(Collection entries)
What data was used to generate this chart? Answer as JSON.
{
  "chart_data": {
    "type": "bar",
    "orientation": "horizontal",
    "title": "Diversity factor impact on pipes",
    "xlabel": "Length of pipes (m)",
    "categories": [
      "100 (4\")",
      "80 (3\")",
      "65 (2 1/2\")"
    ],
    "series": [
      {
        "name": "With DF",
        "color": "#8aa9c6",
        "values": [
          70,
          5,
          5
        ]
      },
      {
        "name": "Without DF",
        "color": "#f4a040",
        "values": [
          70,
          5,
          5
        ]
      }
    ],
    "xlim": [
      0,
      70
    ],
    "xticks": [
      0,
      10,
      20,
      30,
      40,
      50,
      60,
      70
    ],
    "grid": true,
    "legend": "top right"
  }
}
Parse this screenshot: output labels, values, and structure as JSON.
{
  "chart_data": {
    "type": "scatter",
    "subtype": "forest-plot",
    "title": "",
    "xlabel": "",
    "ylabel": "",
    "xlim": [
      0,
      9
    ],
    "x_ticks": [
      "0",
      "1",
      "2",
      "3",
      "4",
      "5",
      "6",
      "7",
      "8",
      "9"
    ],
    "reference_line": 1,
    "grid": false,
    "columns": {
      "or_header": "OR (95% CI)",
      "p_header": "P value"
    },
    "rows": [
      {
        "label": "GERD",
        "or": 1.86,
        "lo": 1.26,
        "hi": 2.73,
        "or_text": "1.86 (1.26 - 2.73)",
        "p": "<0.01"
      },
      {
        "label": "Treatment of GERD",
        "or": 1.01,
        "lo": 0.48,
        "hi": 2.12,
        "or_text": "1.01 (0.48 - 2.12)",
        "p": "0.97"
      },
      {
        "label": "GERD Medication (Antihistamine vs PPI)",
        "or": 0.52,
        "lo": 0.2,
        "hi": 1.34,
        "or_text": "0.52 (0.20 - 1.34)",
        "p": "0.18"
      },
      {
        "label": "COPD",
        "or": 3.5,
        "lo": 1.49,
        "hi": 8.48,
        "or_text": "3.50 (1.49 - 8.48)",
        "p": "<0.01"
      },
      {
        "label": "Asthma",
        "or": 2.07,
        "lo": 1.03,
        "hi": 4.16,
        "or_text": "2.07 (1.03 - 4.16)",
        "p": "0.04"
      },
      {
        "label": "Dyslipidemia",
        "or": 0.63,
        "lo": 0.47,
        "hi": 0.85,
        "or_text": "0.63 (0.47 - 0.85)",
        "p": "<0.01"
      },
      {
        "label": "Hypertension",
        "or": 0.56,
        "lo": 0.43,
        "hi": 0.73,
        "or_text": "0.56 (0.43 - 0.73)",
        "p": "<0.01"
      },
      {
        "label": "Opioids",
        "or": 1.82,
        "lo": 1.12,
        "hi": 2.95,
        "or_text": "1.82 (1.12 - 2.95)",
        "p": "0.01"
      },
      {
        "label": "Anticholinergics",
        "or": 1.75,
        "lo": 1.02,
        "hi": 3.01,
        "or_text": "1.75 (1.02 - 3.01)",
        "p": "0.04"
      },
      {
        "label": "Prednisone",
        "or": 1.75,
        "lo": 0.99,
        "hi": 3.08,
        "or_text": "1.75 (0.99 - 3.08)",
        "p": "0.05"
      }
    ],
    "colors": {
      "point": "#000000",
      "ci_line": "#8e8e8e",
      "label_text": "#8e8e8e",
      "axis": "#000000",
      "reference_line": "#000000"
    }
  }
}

◆ Stated problem ◆
Identify and extract each line of the listing that contains "title".

◆ Solution to this task ◆
    "title": "Diversity factor impact on pipes",
    "title": "",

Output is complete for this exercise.